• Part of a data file
----

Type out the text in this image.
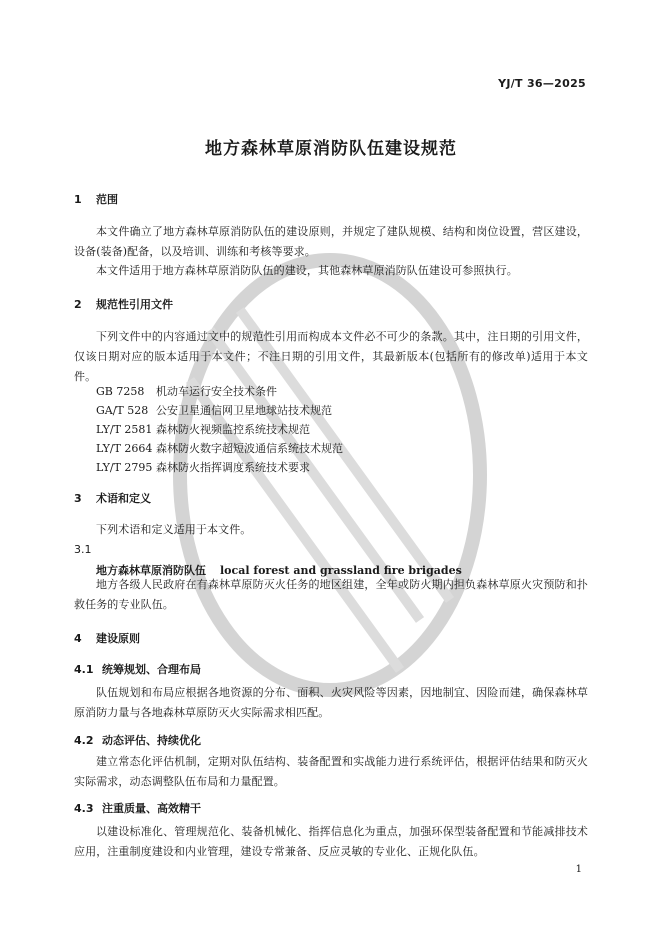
YJ/T 36—2025
地方森林草原消防队伍建设规范
1 范围
本文件确立了地方森林草原消防队伍的建设原则，并规定了建队规模、结构和岗位设置，营区建设，设备(装备)配备，以及培训、训练和考核等要求。
本文件适用于地方森林草原消防队伍的建设，其他森林草原消防队伍建设可参照执行。
2 规范性引用文件
下列文件中的内容通过文中的规范性引用而构成本文件必不可少的条款。其中，注日期的引用文件，仅该日期对应的版本适用于本文件；不注日期的引用文件，其最新版本(包括所有的修改单)适用于本文件。
GB 7258 机动车运行安全技术条件
GA/T 528 公安卫星通信网卫星地球站技术规范
LY/T 2581 森林防火视频监控系统技术规范
LY/T 2664 森林防火数字超短波通信系统技术规范
LY/T 2795 森林防火指挥调度系统技术要求
3 术语和定义
下列术语和定义适用于本文件。
3.1
地方森林草原消防队伍 local forest and grassland fire brigades
地方各级人民政府在有森林草原防灭火任务的地区组建，全年或防火期内担负森林草原火灾预防和扑救任务的专业队伍。
4 建设原则
4.1 统筹规划、合理布局
队伍规划和布局应根据各地资源的分布、面积、火灾风险等因素，因地制宜、因险而建，确保森林草原消防力量与各地森林草原防灭火实际需求相匹配。
4.2 动态评估、持续优化
建立常态化评估机制，定期对队伍结构、装备配置和实战能力进行系统评估，根据评估结果和防灭火实际需求，动态调整队伍布局和力量配置。
4.3 注重质量、高效精干
以建设标准化、管理规范化、装备机械化、指挥信息化为重点，加强环保型装备配置和节能减排技术应用，注重制度建设和内业管理，建设专常兼备、反应灵敏的专业化、正规化队伍。
1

----

• What you need to do
Can the entries above be repeated exactly, without their pictures?

• Solution
Type out the text in this image.
YJ/T 36—2025
地方森林草原消防队伍建设规范
1 范围
本文件确立了地方森林草原消防队伍的建设原则，并规定了建队规模、结构和岗位设置，营区建设，设备(装备)配备，以及培训、训练和考核等要求。
本文件适用于地方森林草原消防队伍的建设，其他森林草原消防队伍建设可参照执行。
2 规范性引用文件
下列文件中的内容通过文中的规范性引用而构成本文件必不可少的条款。其中，注日期的引用文件，仅该日期对应的版本适用于本文件；不注日期的引用文件，其最新版本(包括所有的修改单)适用于本文件。
GB 7258 机动车运行安全技术条件
GA/T 528 公安卫星通信网卫星地球站技术规范
LY/T 2581 森林防火视频监控系统技术规范
LY/T 2664 森林防火数字超短波通信系统技术规范
LY/T 2795 森林防火指挥调度系统技术要求
3 术语和定义
下列术语和定义适用于本文件。
3.1
地方森林草原消防队伍 local forest and grassland fire brigades
地方各级人民政府在有森林草原防灭火任务的地区组建，全年或防火期内担负森林草原火灾预防和扑救任务的专业队伍。
4 建设原则
4.1 统筹规划、合理布局
队伍规划和布局应根据各地资源的分布、面积、火灾风险等因素，因地制宜、因险而建，确保森林草原消防力量与各地森林草原防灭火实际需求相匹配。
4.2 动态评估、持续优化
建立常态化评估机制，定期对队伍结构、装备配置和实战能力进行系统评估，根据评估结果和防灭火实际需求，动态调整队伍布局和力量配置。
4.3 注重质量、高效精干
以建设标准化、管理规范化、装备机械化、指挥信息化为重点，加强环保型装备配置和节能减排技术应用，注重制度建设和内业管理，建设专常兼备、反应灵敏的专业化、正规化队伍。
1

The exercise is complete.